** Task details **
Repeat the lines below exactly as they appear, but leave out the images.

Data records
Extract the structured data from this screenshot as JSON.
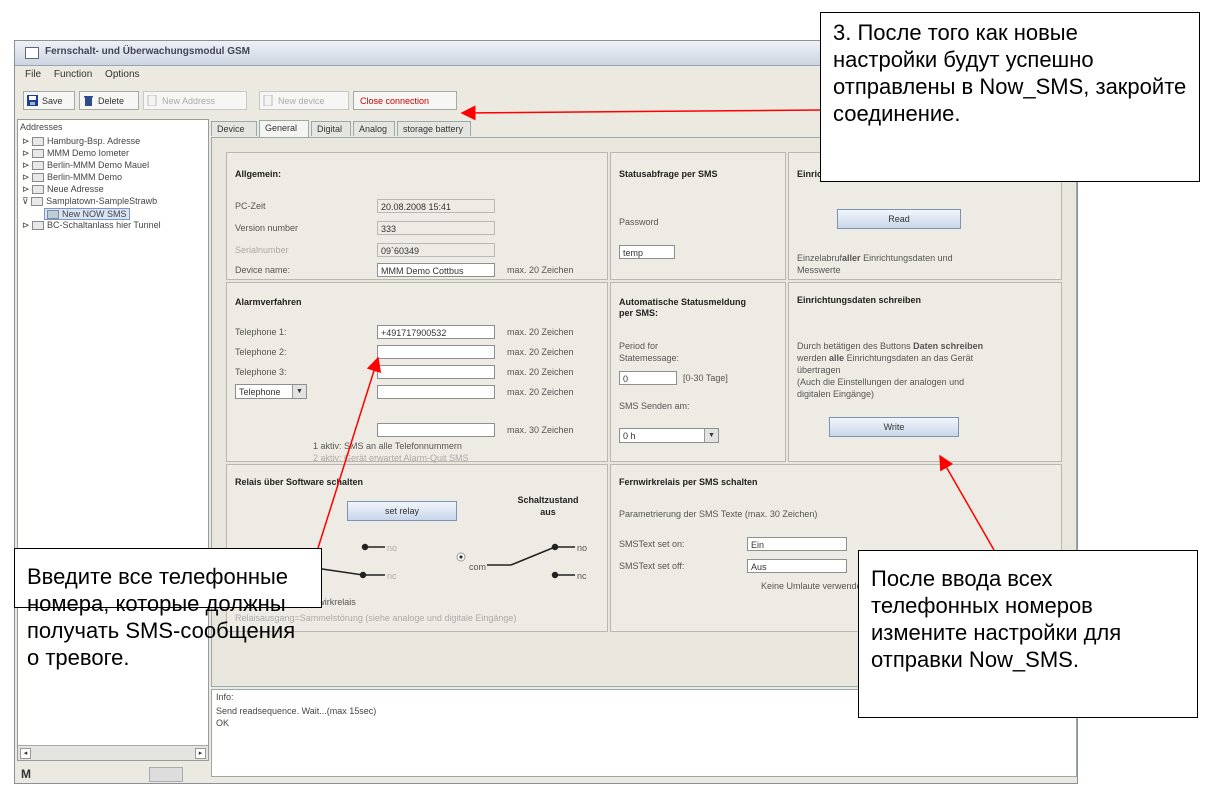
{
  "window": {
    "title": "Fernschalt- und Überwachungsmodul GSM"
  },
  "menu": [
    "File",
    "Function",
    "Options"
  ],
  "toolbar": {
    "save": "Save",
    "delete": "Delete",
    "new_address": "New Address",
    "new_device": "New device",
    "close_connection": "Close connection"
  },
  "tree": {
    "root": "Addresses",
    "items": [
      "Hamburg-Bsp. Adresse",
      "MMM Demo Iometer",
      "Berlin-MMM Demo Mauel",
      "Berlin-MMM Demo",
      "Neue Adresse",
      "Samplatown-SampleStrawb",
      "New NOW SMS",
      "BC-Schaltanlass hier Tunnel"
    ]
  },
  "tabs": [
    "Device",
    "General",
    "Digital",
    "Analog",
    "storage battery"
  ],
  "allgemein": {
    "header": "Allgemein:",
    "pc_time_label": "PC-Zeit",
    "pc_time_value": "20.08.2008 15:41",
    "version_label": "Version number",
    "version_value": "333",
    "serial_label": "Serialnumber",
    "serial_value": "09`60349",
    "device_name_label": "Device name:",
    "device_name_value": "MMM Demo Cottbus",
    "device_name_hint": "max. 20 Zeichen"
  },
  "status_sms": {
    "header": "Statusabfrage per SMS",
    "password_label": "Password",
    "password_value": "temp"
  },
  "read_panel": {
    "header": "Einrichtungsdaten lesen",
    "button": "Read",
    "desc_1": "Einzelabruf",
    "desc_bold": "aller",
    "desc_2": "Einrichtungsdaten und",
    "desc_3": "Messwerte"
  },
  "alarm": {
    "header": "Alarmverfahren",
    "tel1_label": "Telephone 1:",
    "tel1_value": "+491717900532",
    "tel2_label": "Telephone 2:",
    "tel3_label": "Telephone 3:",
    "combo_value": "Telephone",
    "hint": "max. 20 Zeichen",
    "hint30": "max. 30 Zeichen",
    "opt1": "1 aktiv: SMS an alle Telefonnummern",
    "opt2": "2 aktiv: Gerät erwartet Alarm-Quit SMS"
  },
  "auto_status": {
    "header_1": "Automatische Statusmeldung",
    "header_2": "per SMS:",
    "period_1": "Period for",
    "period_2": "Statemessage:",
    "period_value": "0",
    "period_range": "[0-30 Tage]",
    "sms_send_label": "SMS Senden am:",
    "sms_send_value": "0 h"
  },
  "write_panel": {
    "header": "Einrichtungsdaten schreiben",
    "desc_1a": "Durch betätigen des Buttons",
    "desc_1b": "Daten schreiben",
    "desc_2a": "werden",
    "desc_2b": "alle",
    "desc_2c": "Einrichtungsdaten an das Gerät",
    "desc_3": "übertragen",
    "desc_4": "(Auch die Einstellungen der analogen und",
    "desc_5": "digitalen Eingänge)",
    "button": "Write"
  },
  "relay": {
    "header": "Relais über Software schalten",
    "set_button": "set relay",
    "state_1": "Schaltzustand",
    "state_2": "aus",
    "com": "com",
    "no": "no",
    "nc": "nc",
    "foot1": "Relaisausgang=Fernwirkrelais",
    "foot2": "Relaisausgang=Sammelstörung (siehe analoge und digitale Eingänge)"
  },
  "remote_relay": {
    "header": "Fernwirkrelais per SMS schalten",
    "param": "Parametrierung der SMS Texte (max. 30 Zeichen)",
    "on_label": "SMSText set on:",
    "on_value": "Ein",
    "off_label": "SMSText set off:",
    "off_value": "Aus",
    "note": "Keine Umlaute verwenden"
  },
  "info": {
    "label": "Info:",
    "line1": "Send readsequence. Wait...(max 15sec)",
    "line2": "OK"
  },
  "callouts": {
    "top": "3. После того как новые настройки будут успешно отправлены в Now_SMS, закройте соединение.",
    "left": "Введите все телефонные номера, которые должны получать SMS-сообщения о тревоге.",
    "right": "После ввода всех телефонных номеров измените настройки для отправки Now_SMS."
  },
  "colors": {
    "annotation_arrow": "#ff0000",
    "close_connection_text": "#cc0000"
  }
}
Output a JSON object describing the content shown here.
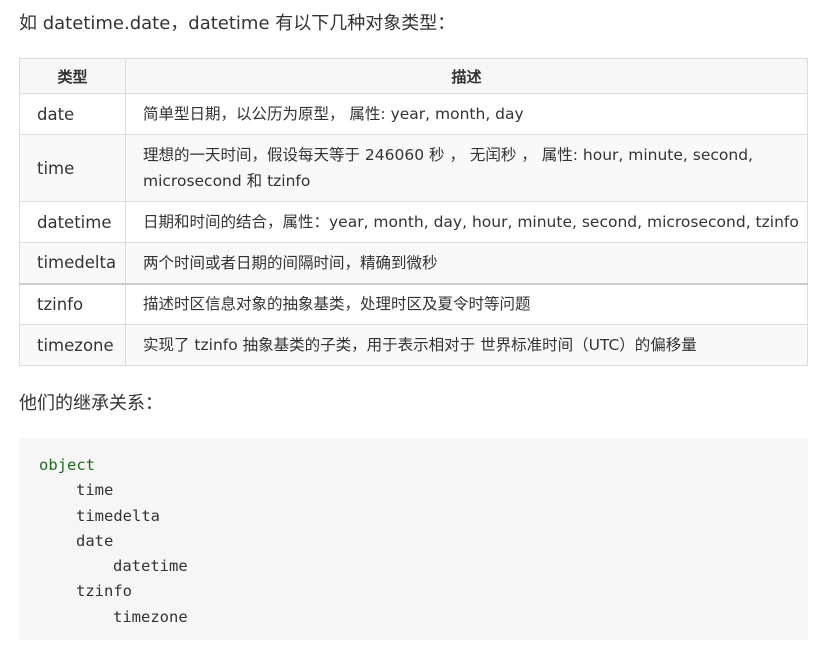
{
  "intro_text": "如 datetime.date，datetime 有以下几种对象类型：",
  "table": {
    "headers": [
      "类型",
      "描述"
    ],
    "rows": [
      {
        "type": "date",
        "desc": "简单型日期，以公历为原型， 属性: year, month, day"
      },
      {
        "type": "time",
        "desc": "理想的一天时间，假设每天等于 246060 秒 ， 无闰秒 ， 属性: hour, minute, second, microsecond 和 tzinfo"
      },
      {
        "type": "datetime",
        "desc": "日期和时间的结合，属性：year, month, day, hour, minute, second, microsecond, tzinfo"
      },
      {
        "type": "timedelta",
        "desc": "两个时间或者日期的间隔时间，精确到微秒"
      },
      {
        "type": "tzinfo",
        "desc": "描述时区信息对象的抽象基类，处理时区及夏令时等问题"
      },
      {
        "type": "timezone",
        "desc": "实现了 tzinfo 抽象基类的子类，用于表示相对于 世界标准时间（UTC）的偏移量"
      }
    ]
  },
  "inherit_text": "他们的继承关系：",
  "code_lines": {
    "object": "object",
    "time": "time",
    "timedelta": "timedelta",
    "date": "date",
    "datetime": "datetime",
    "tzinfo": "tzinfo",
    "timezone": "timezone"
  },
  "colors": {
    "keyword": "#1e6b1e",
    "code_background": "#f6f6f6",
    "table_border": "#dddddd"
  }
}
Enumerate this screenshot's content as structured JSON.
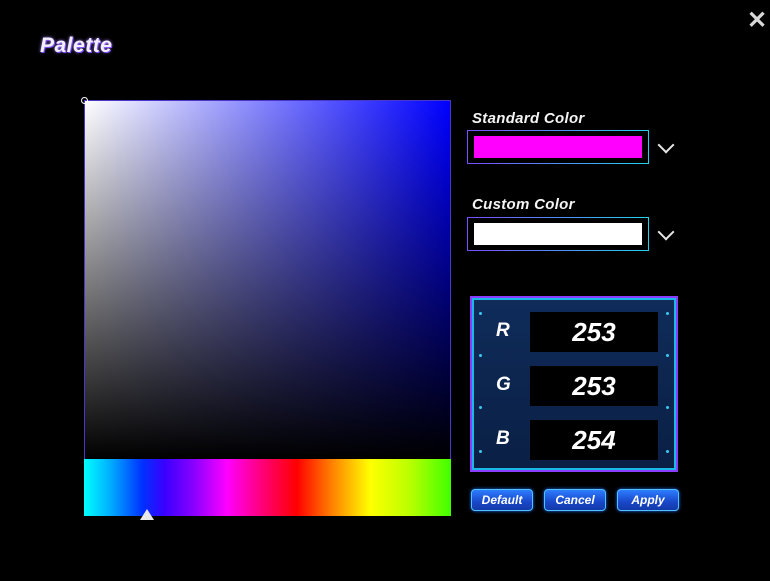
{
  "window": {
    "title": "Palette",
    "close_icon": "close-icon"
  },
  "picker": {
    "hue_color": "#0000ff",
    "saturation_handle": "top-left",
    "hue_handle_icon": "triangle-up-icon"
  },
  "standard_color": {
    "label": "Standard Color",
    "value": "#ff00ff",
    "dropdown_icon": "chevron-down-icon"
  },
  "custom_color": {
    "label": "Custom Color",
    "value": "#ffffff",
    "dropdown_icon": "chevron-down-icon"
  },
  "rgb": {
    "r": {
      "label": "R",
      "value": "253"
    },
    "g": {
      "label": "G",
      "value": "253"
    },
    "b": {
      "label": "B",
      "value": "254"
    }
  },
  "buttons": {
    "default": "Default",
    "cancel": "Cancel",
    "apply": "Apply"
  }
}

** Exercise solution **
Extract the structured data from this screenshot as JSON.
{
  "window": {
    "title": "Fernschalt- und Überwachungsmodul GSM"
  },
  "menu": [
    "File",
    "Function",
    "Options"
  ],
  "toolbar": {
    "save": "Save",
    "delete": "Delete",
    "new_address": "New Address",
    "new_device": "New device",
    "close_connection": "Close connection"
  },
  "tree": {
    "root": "Addresses",
    "items": [
      "Hamburg-Bsp. Adresse",
      "MMM Demo Iometer",
      "Berlin-MMM Demo Mauel",
      "Berlin-MMM Demo",
      "Neue Adresse",
      "Samplatown-SampleStrawb",
      "New NOW SMS",
      "BC-Schaltanlass hier Tunnel"
    ]
  },
  "tabs": [
    "Device",
    "General",
    "Digital",
    "Analog",
    "storage battery"
  ],
  "allgemein": {
    "header": "Allgemein:",
    "pc_time_label": "PC-Zeit",
    "pc_time_value": "20.08.2008 15:41",
    "version_label": "Version number",
    "version_value": "333",
    "serial_label": "Serialnumber",
    "serial_value": "09`60349",
    "device_name_label": "Device name:",
    "device_name_value": "MMM Demo Cottbus",
    "device_name_hint": "max. 20 Zeichen"
  },
  "status_sms": {
    "header": "Statusabfrage per SMS",
    "password_label": "Password",
    "password_value": "temp"
  },
  "read_panel": {
    "header": "Einrichtungsdaten lesen",
    "button": "Read",
    "desc_1": "Einzelabruf",
    "desc_bold": "aller",
    "desc_2": "Einrichtungsdaten und",
    "desc_3": "Messwerte"
  },
  "alarm": {
    "header": "Alarmverfahren",
    "tel1_label": "Telephone 1:",
    "tel1_value": "+491717900532",
    "tel2_label": "Telephone 2:",
    "tel3_label": "Telephone 3:",
    "combo_value": "Telephone",
    "hint": "max. 20 Zeichen",
    "hint30": "max. 30 Zeichen",
    "opt1": "1 aktiv: SMS an alle Telefonnummern",
    "opt2": "2 aktiv: Gerät erwartet Alarm-Quit SMS"
  },
  "auto_status": {
    "header_1": "Automatische Statusmeldung",
    "header_2": "per SMS:",
    "period_1": "Period for",
    "period_2": "Statemessage:",
    "period_value": "0",
    "period_range": "[0-30 Tage]",
    "sms_send_label": "SMS Senden am:",
    "sms_send_value": "0 h"
  },
  "write_panel": {
    "header": "Einrichtungsdaten schreiben",
    "desc_1a": "Durch betätigen des Buttons",
    "desc_1b": "Daten schreiben",
    "desc_2a": "werden",
    "desc_2b": "alle",
    "desc_2c": "Einrichtungsdaten an das Gerät",
    "desc_3": "übertragen",
    "desc_4": "(Auch die Einstellungen der analogen und",
    "desc_5": "digitalen Eingänge)",
    "button": "Write"
  },
  "relay": {
    "header": "Relais über Software schalten",
    "set_button": "set relay",
    "state_1": "Schaltzustand",
    "state_2": "aus",
    "com": "com",
    "no": "no",
    "nc": "nc",
    "foot1": "Relaisausgang=Fernwirkrelais",
    "foot2": "Relaisausgang=Sammelstörung (siehe analoge und digitale Eingänge)"
  },
  "remote_relay": {
    "header": "Fernwirkrelais per SMS schalten",
    "param": "Parametrierung der SMS Texte (max. 30 Zeichen)",
    "on_label": "SMSText set on:",
    "on_value": "Ein",
    "off_label": "SMSText set off:",
    "off_value": "Aus",
    "note": "Keine Umlaute verwenden"
  },
  "info": {
    "label": "Info:",
    "line1": "Send readsequence. Wait...(max 15sec)",
    "line2": "OK"
  },
  "callouts": {
    "top": "3. После того как новые настройки будут успешно отправлены в Now_SMS, закройте соединение.",
    "left": "Введите все телефонные номера, которые должны получать SMS-сообщения о тревоге.",
    "right": "После ввода всех телефонных номеров измените настройки для отправки Now_SMS."
  },
  "colors": {
    "annotation_arrow": "#ff0000",
    "close_connection_text": "#cc0000"
  }
}
Output a JSON object describing the content shown here.
{
  "intro_text": "如 datetime.date，datetime 有以下几种对象类型：",
  "table": {
    "headers": [
      "类型",
      "描述"
    ],
    "rows": [
      {
        "type": "date",
        "desc": "简单型日期，以公历为原型， 属性: year, month, day"
      },
      {
        "type": "time",
        "desc": "理想的一天时间，假设每天等于 246060 秒 ， 无闰秒 ， 属性: hour, minute, second, microsecond 和 tzinfo"
      },
      {
        "type": "datetime",
        "desc": "日期和时间的结合，属性：year, month, day, hour, minute, second, microsecond, tzinfo"
      },
      {
        "type": "timedelta",
        "desc": "两个时间或者日期的间隔时间，精确到微秒"
      },
      {
        "type": "tzinfo",
        "desc": "描述时区信息对象的抽象基类，处理时区及夏令时等问题"
      },
      {
        "type": "timezone",
        "desc": "实现了 tzinfo 抽象基类的子类，用于表示相对于 世界标准时间（UTC）的偏移量"
      }
    ]
  },
  "inherit_text": "他们的继承关系：",
  "code_lines": {
    "object": "object",
    "time": "time",
    "timedelta": "timedelta",
    "date": "date",
    "datetime": "datetime",
    "tzinfo": "tzinfo",
    "timezone": "timezone"
  },
  "colors": {
    "keyword": "#1e6b1e",
    "code_background": "#f6f6f6",
    "table_border": "#dddddd"
  }
}
Enumerate this screenshot's content as structured JSON.
{
  "window": {
    "title": "Palette",
    "close_icon": "close-icon"
  },
  "picker": {
    "hue_color": "#0000ff",
    "saturation_handle": "top-left",
    "hue_handle_icon": "triangle-up-icon"
  },
  "standard_color": {
    "label": "Standard Color",
    "value": "#ff00ff",
    "dropdown_icon": "chevron-down-icon"
  },
  "custom_color": {
    "label": "Custom Color",
    "value": "#ffffff",
    "dropdown_icon": "chevron-down-icon"
  },
  "rgb": {
    "r": {
      "label": "R",
      "value": "253"
    },
    "g": {
      "label": "G",
      "value": "253"
    },
    "b": {
      "label": "B",
      "value": "254"
    }
  },
  "buttons": {
    "default": "Default",
    "cancel": "Cancel",
    "apply": "Apply"
  }
}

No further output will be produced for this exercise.